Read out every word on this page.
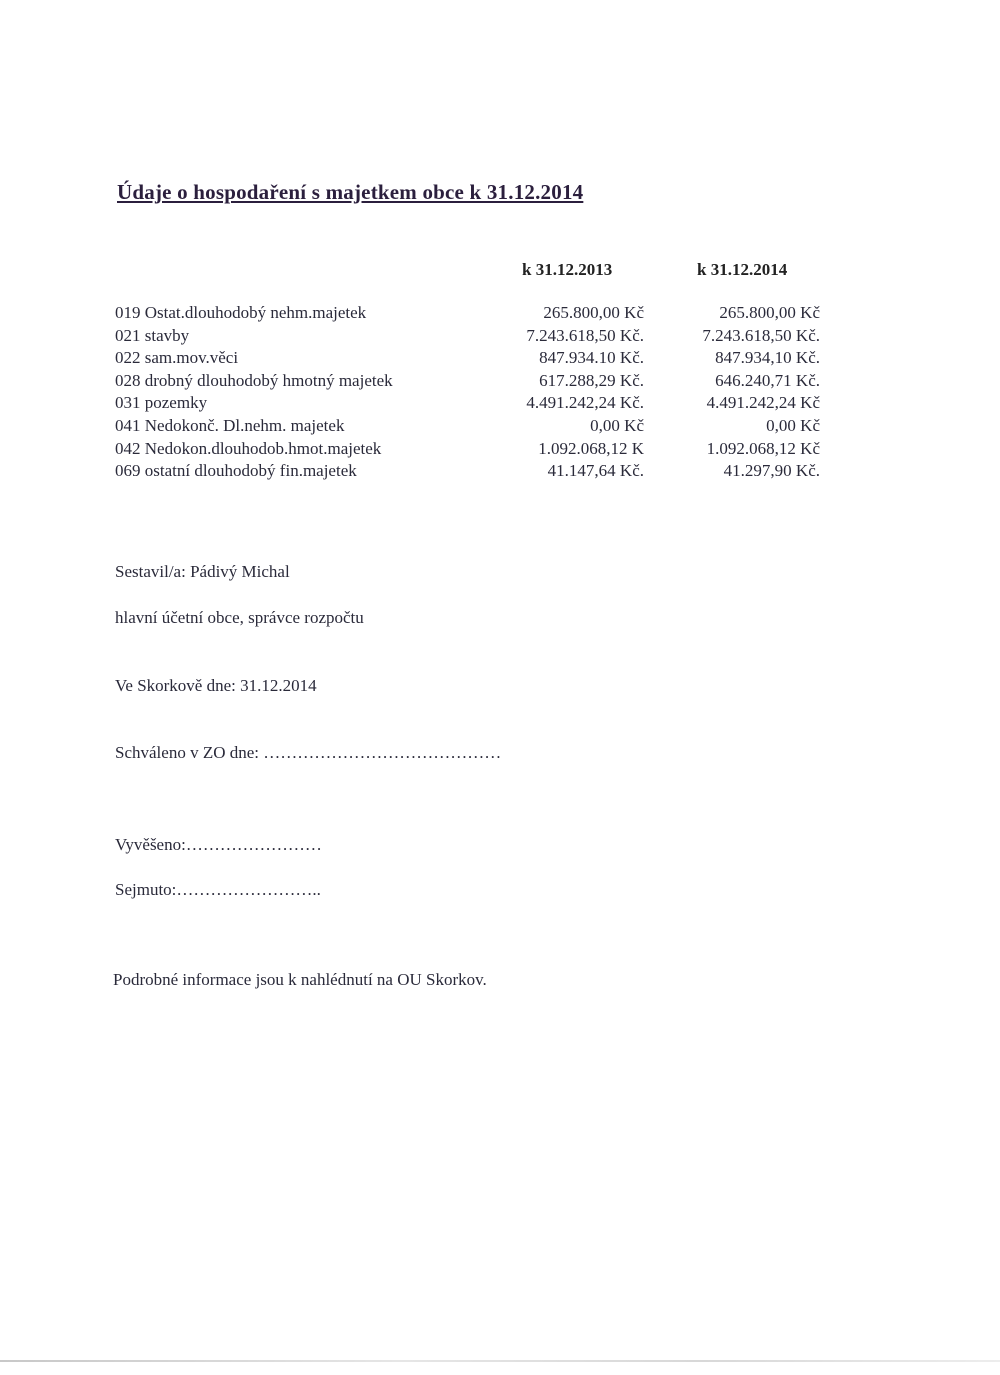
Údaje o hospodaření s majetkem obce k 31.12.2014
k 31.12.2013	k 31.12.2014
019 Ostat.dlouhodobý nehm.majetek	265.800,00 Kč	265.800,00 Kč
021 stavby	7.243.618,50 Kč.	7.243.618,50 Kč.
022 sam.mov.věci	847.934.10 Kč.	847.934,10 Kč.
028 drobný dlouhodobý hmotný majetek	617.288,29 Kč.	646.240,71 Kč.
031 pozemky	4.491.242,24 Kč.	4.491.242,24 Kč
041 Nedokonč. Dl.nehm. majetek	0,00 Kč	0,00 Kč
042 Nedokon.dlouhodob.hmot.majetek	1.092.068,12 K	1.092.068,12 Kč
069 ostatní dlouhodobý fin.majetek	41.147,64 Kč.	41.297,90 Kč.
Sestavil/a: Pádivý Michal
hlavní účetní obce, správce rozpočtu
Ve Skorkově dne: 31.12.2014
Schváleno v ZO dne: ……………………………………
Vyvěšeno:……………………
Sejmuto:……………………..
Podrobné informace jsou k nahlédnutí na OU Skorkov.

============

| Exercise goal |
Take the listing and print it again exactly, but without any pictures.

| Written solution |
Read out every word on this page.
Údaje o hospodaření s majetkem obce k 31.12.2014
k 31.12.2013	k 31.12.2014
019 Ostat.dlouhodobý nehm.majetek	265.800,00 Kč	265.800,00 Kč
021 stavby	7.243.618,50 Kč.	7.243.618,50 Kč.
022 sam.mov.věci	847.934.10 Kč.	847.934,10 Kč.
028 drobný dlouhodobý hmotný majetek	617.288,29 Kč.	646.240,71 Kč.
031 pozemky	4.491.242,24 Kč.	4.491.242,24 Kč
041 Nedokonč. Dl.nehm. majetek	0,00 Kč	0,00 Kč
042 Nedokon.dlouhodob.hmot.majetek	1.092.068,12 K	1.092.068,12 Kč
069 ostatní dlouhodobý fin.majetek	41.147,64 Kč.	41.297,90 Kč.
Sestavil/a: Pádivý Michal
hlavní účetní obce, správce rozpočtu
Ve Skorkově dne: 31.12.2014
Schváleno v ZO dne: ……………………………………
Vyvěšeno:……………………
Sejmuto:……………………..
Podrobné informace jsou k nahlédnutí na OU Skorkov.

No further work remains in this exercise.